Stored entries
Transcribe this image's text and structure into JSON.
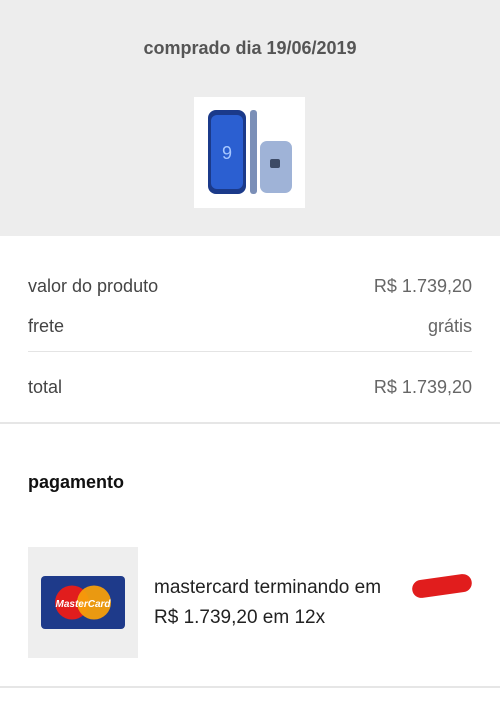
{
  "header": {
    "purchased_label": "comprado dia 19/06/2019"
  },
  "summary": {
    "product_label": "valor do produto",
    "product_value": "R$ 1.739,20",
    "shipping_label": "frete",
    "shipping_value": "grátis",
    "total_label": "total",
    "total_value": "R$ 1.739,20"
  },
  "payment": {
    "title": "pagamento",
    "card_line": "mastercard terminando em",
    "installments": "R$ 1.739,20 em 12x",
    "card_logo_text": "MasterCard",
    "card_colors": {
      "left": "#e11d1d",
      "right": "#f59e0b",
      "bg": "#1e3a8a"
    }
  }
}
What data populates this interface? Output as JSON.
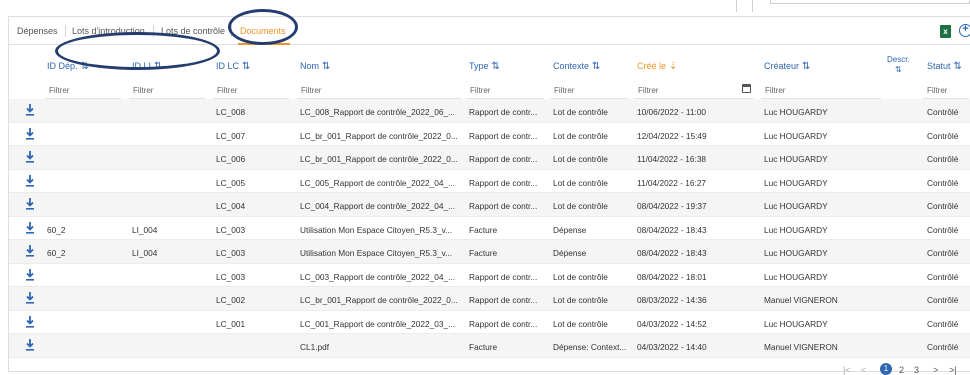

• Written problem: Repeat the material above in full and exactly, omitting the pictures.

• Written response:
Transcribe this image's text and structure into JSON.
{
  "header": {
    "purchased_label": "comprado dia 19/06/2019"
  },
  "summary": {
    "product_label": "valor do produto",
    "product_value": "R$ 1.739,20",
    "shipping_label": "frete",
    "shipping_value": "grátis",
    "total_label": "total",
    "total_value": "R$ 1.739,20"
  },
  "payment": {
    "title": "pagamento",
    "card_line": "mastercard terminando em",
    "installments": "R$ 1.739,20 em 12x",
    "card_logo_text": "MasterCard",
    "card_colors": {
      "left": "#e11d1d",
      "right": "#f59e0b",
      "bg": "#1e3a8a"
    }
  }
}
What data populates this interface? Output as JSON.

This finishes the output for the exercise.